TO DO
Every entry needs to be reproduced exactly.

>> START RAW RECORDS

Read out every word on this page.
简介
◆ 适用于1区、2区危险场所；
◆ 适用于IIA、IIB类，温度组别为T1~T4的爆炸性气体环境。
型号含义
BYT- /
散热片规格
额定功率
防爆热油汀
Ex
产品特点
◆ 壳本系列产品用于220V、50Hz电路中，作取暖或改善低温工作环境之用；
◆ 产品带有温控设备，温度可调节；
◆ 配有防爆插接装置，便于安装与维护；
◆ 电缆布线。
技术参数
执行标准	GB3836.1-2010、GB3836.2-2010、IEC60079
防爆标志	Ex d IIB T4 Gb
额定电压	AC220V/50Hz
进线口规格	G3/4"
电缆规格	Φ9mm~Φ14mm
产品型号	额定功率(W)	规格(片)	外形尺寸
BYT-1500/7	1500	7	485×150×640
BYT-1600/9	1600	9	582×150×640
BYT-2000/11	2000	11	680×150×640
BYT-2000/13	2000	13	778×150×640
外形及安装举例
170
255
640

>> END RAW RECORDS

WRITTEN ANSWER
Read out every word on this page.
简介
◆ 适用于1区、2区危险场所；
◆ 适用于IIA、IIB类，温度组别为T1~T4的爆炸性气体环境。
型号含义
BYT- /
散热片规格
额定功率
防爆热油汀
Ex
产品特点
◆ 壳本系列产品用于220V、50Hz电路中，作取暖或改善低温工作环境之用；
◆ 产品带有温控设备，温度可调节；
◆ 配有防爆插接装置，便于安装与维护；
◆ 电缆布线。
技术参数
执行标准	GB3836.1-2010、GB3836.2-2010、IEC60079
防爆标志	Ex d IIB T4 Gb
额定电压	AC220V/50Hz
进线口规格	G3/4"
电缆规格	Φ9mm~Φ14mm
产品型号	额定功率(W)	规格(片)	外形尺寸
BYT-1500/7	1500	7	485×150×640
BYT-1600/9	1600	9	582×150×640
BYT-2000/11	2000	11	680×150×640
BYT-2000/13	2000	13	778×150×640
外形及安装举例
170
255
640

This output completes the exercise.